>> start THE RECORDS

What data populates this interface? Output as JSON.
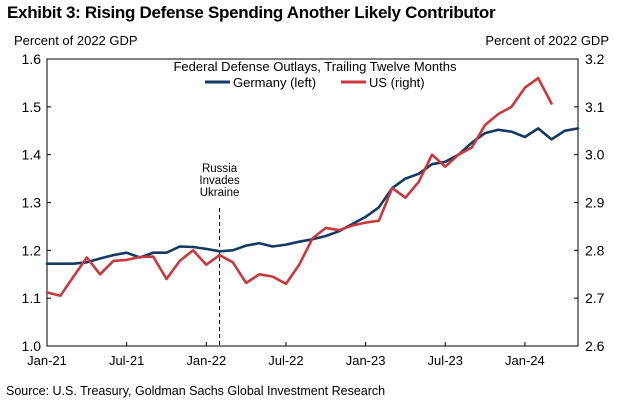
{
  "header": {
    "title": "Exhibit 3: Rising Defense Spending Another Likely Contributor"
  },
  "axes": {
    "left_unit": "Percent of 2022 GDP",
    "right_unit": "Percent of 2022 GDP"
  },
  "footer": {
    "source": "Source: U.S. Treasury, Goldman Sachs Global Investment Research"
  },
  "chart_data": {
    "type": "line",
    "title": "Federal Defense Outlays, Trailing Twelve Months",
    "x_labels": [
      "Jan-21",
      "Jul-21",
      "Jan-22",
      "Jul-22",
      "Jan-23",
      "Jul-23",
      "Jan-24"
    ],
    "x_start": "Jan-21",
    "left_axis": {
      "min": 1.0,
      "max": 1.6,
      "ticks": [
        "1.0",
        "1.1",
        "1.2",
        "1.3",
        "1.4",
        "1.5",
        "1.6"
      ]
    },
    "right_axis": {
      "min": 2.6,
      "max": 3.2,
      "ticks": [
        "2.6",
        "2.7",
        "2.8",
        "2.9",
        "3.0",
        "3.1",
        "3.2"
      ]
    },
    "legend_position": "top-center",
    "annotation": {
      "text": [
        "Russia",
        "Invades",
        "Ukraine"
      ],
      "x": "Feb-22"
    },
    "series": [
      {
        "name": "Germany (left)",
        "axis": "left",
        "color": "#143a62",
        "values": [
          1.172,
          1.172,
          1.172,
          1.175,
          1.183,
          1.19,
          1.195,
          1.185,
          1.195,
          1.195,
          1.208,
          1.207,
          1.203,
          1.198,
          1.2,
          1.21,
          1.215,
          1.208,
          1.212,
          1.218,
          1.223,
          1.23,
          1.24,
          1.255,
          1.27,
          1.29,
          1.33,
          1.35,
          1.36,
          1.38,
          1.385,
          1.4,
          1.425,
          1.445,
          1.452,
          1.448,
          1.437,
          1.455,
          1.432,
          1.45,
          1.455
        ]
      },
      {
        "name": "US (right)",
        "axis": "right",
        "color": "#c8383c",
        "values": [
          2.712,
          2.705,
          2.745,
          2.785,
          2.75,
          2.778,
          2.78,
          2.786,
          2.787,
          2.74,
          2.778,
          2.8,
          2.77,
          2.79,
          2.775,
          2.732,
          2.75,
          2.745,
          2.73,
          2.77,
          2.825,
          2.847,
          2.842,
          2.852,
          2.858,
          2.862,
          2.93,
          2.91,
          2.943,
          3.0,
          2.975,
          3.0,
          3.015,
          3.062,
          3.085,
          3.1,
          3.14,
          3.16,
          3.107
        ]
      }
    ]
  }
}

>> end THE RECORDS

[THE TASK]: Pictures don't belong in the copy. Transcribe every record exactly as it appears.

[WRITTEN ANSWER]:
What data populates this interface? Output as JSON.
{
  "header": {
    "title": "Exhibit 3: Rising Defense Spending Another Likely Contributor"
  },
  "axes": {
    "left_unit": "Percent of 2022 GDP",
    "right_unit": "Percent of 2022 GDP"
  },
  "footer": {
    "source": "Source: U.S. Treasury, Goldman Sachs Global Investment Research"
  },
  "chart_data": {
    "type": "line",
    "title": "Federal Defense Outlays, Trailing Twelve Months",
    "x_labels": [
      "Jan-21",
      "Jul-21",
      "Jan-22",
      "Jul-22",
      "Jan-23",
      "Jul-23",
      "Jan-24"
    ],
    "x_start": "Jan-21",
    "left_axis": {
      "min": 1.0,
      "max": 1.6,
      "ticks": [
        "1.0",
        "1.1",
        "1.2",
        "1.3",
        "1.4",
        "1.5",
        "1.6"
      ]
    },
    "right_axis": {
      "min": 2.6,
      "max": 3.2,
      "ticks": [
        "2.6",
        "2.7",
        "2.8",
        "2.9",
        "3.0",
        "3.1",
        "3.2"
      ]
    },
    "legend_position": "top-center",
    "annotation": {
      "text": [
        "Russia",
        "Invades",
        "Ukraine"
      ],
      "x": "Feb-22"
    },
    "series": [
      {
        "name": "Germany (left)",
        "axis": "left",
        "color": "#143a62",
        "values": [
          1.172,
          1.172,
          1.172,
          1.175,
          1.183,
          1.19,
          1.195,
          1.185,
          1.195,
          1.195,
          1.208,
          1.207,
          1.203,
          1.198,
          1.2,
          1.21,
          1.215,
          1.208,
          1.212,
          1.218,
          1.223,
          1.23,
          1.24,
          1.255,
          1.27,
          1.29,
          1.33,
          1.35,
          1.36,
          1.38,
          1.385,
          1.4,
          1.425,
          1.445,
          1.452,
          1.448,
          1.437,
          1.455,
          1.432,
          1.45,
          1.455
        ]
      },
      {
        "name": "US (right)",
        "axis": "right",
        "color": "#c8383c",
        "values": [
          2.712,
          2.705,
          2.745,
          2.785,
          2.75,
          2.778,
          2.78,
          2.786,
          2.787,
          2.74,
          2.778,
          2.8,
          2.77,
          2.79,
          2.775,
          2.732,
          2.75,
          2.745,
          2.73,
          2.77,
          2.825,
          2.847,
          2.842,
          2.852,
          2.858,
          2.862,
          2.93,
          2.91,
          2.943,
          3.0,
          2.975,
          3.0,
          3.015,
          3.062,
          3.085,
          3.1,
          3.14,
          3.16,
          3.107
        ]
      }
    ]
  }
}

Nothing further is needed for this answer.